# [WORK INSTRUCTION]
Word for word, copy out every line of the records, omitting each picture.

(Beginning of EXERCISE INPUTS)

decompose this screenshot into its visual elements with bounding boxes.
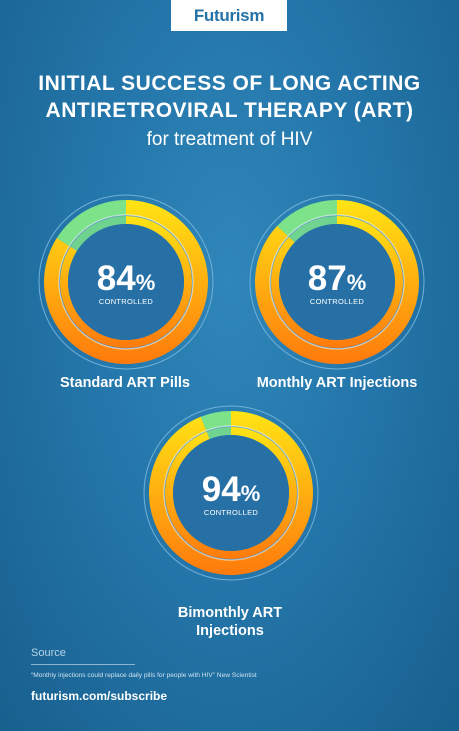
donut-outline (143, 405, 319, 581)
donut-uncontrolled-segment (277, 200, 337, 237)
donut-caption: CONTROLLED (204, 508, 259, 517)
donut-caption: CONTROLLED (310, 297, 365, 306)
title-line-1: INITIAL SUCCESS OF LONG ACTING (38, 72, 421, 95)
label-standard-pills: Standard ART Pills (20, 374, 230, 392)
donut-center (68, 224, 184, 340)
donut-uncontrolled-segment (56, 200, 127, 247)
futurism-logo[interactable]: Futurism (171, 0, 287, 31)
label-line: Monthly ART Injections (256, 375, 418, 391)
donut-outline (38, 194, 214, 370)
donut-center (279, 224, 395, 340)
donut-inner-uncontrolled-segment (288, 216, 337, 243)
donut-separator (58, 214, 194, 350)
label-bimonthly-injections: Bimonthly ART Injections (130, 604, 330, 640)
donut-separator (163, 425, 299, 561)
donut-center (173, 435, 289, 551)
donut-chart-bimonthly-injections: 94%CONTROLLED (143, 405, 319, 581)
donut-value-label: 94% (202, 470, 261, 509)
subtitle: for treatment of HIV (146, 129, 313, 150)
donut-separator (269, 214, 405, 350)
source-divider (31, 664, 135, 665)
subscribe-link[interactable]: futurism.com/subscribe (31, 689, 168, 703)
label-line: Standard ART Pills (60, 375, 190, 391)
donut-caption: CONTROLLED (99, 297, 154, 306)
label-monthly-injections: Monthly ART Injections (228, 374, 446, 392)
donut-value-label: 84% (97, 259, 156, 298)
donut-value-label: 87% (308, 259, 367, 298)
title-line-2: ANTIRETROVIRAL THERAPY (ART) (45, 99, 414, 122)
donut-inner-uncontrolled-segment (206, 427, 231, 440)
donut-chart-standard-pills: 84%CONTROLLED (38, 194, 214, 370)
source-heading: Source (31, 647, 66, 659)
donut-outline (249, 194, 425, 370)
donut-chart-monthly-injections: 87%CONTROLLED (249, 194, 425, 370)
label-line: Bimonthly ART (177, 605, 283, 621)
source-citation: “Monthly injections could replace daily … (31, 672, 257, 679)
donut-inner-uncontrolled-segment (70, 216, 126, 251)
label-line: Injections (196, 623, 264, 639)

(End of EXERCISE INPUTS)

# [SOLUTION FOR THIS TASK]
decompose this screenshot into its visual elements with bounding boxes.
donut-outline (143, 405, 319, 581)
donut-uncontrolled-segment (277, 200, 337, 237)
donut-caption: CONTROLLED (204, 508, 259, 517)
donut-caption: CONTROLLED (310, 297, 365, 306)
title-line-1: INITIAL SUCCESS OF LONG ACTING (38, 72, 421, 95)
label-standard-pills: Standard ART Pills (20, 374, 230, 392)
donut-center (68, 224, 184, 340)
donut-uncontrolled-segment (56, 200, 127, 247)
futurism-logo[interactable]: Futurism (171, 0, 287, 31)
label-line: Monthly ART Injections (256, 375, 418, 391)
donut-outline (38, 194, 214, 370)
donut-center (279, 224, 395, 340)
donut-inner-uncontrolled-segment (288, 216, 337, 243)
donut-separator (58, 214, 194, 350)
label-bimonthly-injections: Bimonthly ART Injections (130, 604, 330, 640)
donut-separator (163, 425, 299, 561)
donut-center (173, 435, 289, 551)
donut-chart-bimonthly-injections: 94%CONTROLLED (143, 405, 319, 581)
donut-value-label: 94% (202, 470, 261, 509)
subtitle: for treatment of HIV (146, 129, 313, 150)
donut-separator (269, 214, 405, 350)
source-divider (31, 664, 135, 665)
subscribe-link[interactable]: futurism.com/subscribe (31, 689, 168, 703)
label-line: Standard ART Pills (60, 375, 190, 391)
donut-caption: CONTROLLED (99, 297, 154, 306)
label-monthly-injections: Monthly ART Injections (228, 374, 446, 392)
donut-value-label: 84% (97, 259, 156, 298)
donut-value-label: 87% (308, 259, 367, 298)
title-line-2: ANTIRETROVIRAL THERAPY (ART) (45, 99, 414, 122)
donut-inner-uncontrolled-segment (206, 427, 231, 440)
donut-chart-standard-pills: 84%CONTROLLED (38, 194, 214, 370)
source-heading: Source (31, 647, 66, 659)
donut-outline (249, 194, 425, 370)
donut-chart-monthly-injections: 87%CONTROLLED (249, 194, 425, 370)
label-line: Bimonthly ART (177, 605, 283, 621)
source-citation: “Monthly injections could replace daily … (31, 672, 257, 679)
donut-inner-uncontrolled-segment (70, 216, 126, 251)
label-line: Injections (196, 623, 264, 639)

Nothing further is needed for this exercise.